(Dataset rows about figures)

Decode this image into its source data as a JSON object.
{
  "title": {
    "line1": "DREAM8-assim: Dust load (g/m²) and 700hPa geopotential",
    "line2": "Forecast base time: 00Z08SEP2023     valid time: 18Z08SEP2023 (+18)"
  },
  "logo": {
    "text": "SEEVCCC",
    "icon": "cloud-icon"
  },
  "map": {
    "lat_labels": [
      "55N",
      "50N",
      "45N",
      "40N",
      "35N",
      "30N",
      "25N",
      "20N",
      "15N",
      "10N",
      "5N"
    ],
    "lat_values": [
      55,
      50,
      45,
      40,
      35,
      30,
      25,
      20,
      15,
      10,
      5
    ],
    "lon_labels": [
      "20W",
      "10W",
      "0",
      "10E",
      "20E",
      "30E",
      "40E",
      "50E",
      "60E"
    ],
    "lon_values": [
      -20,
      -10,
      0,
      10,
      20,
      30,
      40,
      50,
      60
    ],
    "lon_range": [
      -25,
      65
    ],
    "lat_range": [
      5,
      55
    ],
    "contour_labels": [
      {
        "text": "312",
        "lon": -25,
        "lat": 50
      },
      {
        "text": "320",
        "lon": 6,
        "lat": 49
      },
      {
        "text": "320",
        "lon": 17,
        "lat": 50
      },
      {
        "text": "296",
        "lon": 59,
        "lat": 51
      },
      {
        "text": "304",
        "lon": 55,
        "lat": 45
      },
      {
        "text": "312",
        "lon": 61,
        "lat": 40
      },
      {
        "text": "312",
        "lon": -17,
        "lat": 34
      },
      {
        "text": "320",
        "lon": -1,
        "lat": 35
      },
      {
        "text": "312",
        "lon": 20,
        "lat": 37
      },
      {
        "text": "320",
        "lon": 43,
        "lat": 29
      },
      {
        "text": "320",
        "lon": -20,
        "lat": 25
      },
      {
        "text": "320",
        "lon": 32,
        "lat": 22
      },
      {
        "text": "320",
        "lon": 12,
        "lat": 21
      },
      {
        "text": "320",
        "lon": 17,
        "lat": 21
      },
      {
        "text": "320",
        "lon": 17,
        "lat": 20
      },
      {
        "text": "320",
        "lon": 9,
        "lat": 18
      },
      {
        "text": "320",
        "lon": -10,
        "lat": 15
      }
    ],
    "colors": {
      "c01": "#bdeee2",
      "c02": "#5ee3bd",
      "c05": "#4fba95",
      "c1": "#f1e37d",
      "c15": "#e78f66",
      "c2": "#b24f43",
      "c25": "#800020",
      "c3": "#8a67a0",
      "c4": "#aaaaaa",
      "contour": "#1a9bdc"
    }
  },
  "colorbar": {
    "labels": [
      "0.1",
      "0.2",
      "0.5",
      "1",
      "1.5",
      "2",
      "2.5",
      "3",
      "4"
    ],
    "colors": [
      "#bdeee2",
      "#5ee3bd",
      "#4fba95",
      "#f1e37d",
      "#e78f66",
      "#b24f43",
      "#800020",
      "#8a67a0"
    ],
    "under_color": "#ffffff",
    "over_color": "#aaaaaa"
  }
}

• Work to be completed
Please quote the data above in full, with no line missing.

• The result
Decode this image into its source data as a JSON object.
{
  "title": {
    "line1": "DREAM8-assim: Dust load (g/m²) and 700hPa geopotential",
    "line2": "Forecast base time: 00Z08SEP2023     valid time: 18Z08SEP2023 (+18)"
  },
  "logo": {
    "text": "SEEVCCC",
    "icon": "cloud-icon"
  },
  "map": {
    "lat_labels": [
      "55N",
      "50N",
      "45N",
      "40N",
      "35N",
      "30N",
      "25N",
      "20N",
      "15N",
      "10N",
      "5N"
    ],
    "lat_values": [
      55,
      50,
      45,
      40,
      35,
      30,
      25,
      20,
      15,
      10,
      5
    ],
    "lon_labels": [
      "20W",
      "10W",
      "0",
      "10E",
      "20E",
      "30E",
      "40E",
      "50E",
      "60E"
    ],
    "lon_values": [
      -20,
      -10,
      0,
      10,
      20,
      30,
      40,
      50,
      60
    ],
    "lon_range": [
      -25,
      65
    ],
    "lat_range": [
      5,
      55
    ],
    "contour_labels": [
      {
        "text": "312",
        "lon": -25,
        "lat": 50
      },
      {
        "text": "320",
        "lon": 6,
        "lat": 49
      },
      {
        "text": "320",
        "lon": 17,
        "lat": 50
      },
      {
        "text": "296",
        "lon": 59,
        "lat": 51
      },
      {
        "text": "304",
        "lon": 55,
        "lat": 45
      },
      {
        "text": "312",
        "lon": 61,
        "lat": 40
      },
      {
        "text": "312",
        "lon": -17,
        "lat": 34
      },
      {
        "text": "320",
        "lon": -1,
        "lat": 35
      },
      {
        "text": "312",
        "lon": 20,
        "lat": 37
      },
      {
        "text": "320",
        "lon": 43,
        "lat": 29
      },
      {
        "text": "320",
        "lon": -20,
        "lat": 25
      },
      {
        "text": "320",
        "lon": 32,
        "lat": 22
      },
      {
        "text": "320",
        "lon": 12,
        "lat": 21
      },
      {
        "text": "320",
        "lon": 17,
        "lat": 21
      },
      {
        "text": "320",
        "lon": 17,
        "lat": 20
      },
      {
        "text": "320",
        "lon": 9,
        "lat": 18
      },
      {
        "text": "320",
        "lon": -10,
        "lat": 15
      }
    ],
    "colors": {
      "c01": "#bdeee2",
      "c02": "#5ee3bd",
      "c05": "#4fba95",
      "c1": "#f1e37d",
      "c15": "#e78f66",
      "c2": "#b24f43",
      "c25": "#800020",
      "c3": "#8a67a0",
      "c4": "#aaaaaa",
      "contour": "#1a9bdc"
    }
  },
  "colorbar": {
    "labels": [
      "0.1",
      "0.2",
      "0.5",
      "1",
      "1.5",
      "2",
      "2.5",
      "3",
      "4"
    ],
    "colors": [
      "#bdeee2",
      "#5ee3bd",
      "#4fba95",
      "#f1e37d",
      "#e78f66",
      "#b24f43",
      "#800020",
      "#8a67a0"
    ],
    "under_color": "#ffffff",
    "over_color": "#aaaaaa"
  }
}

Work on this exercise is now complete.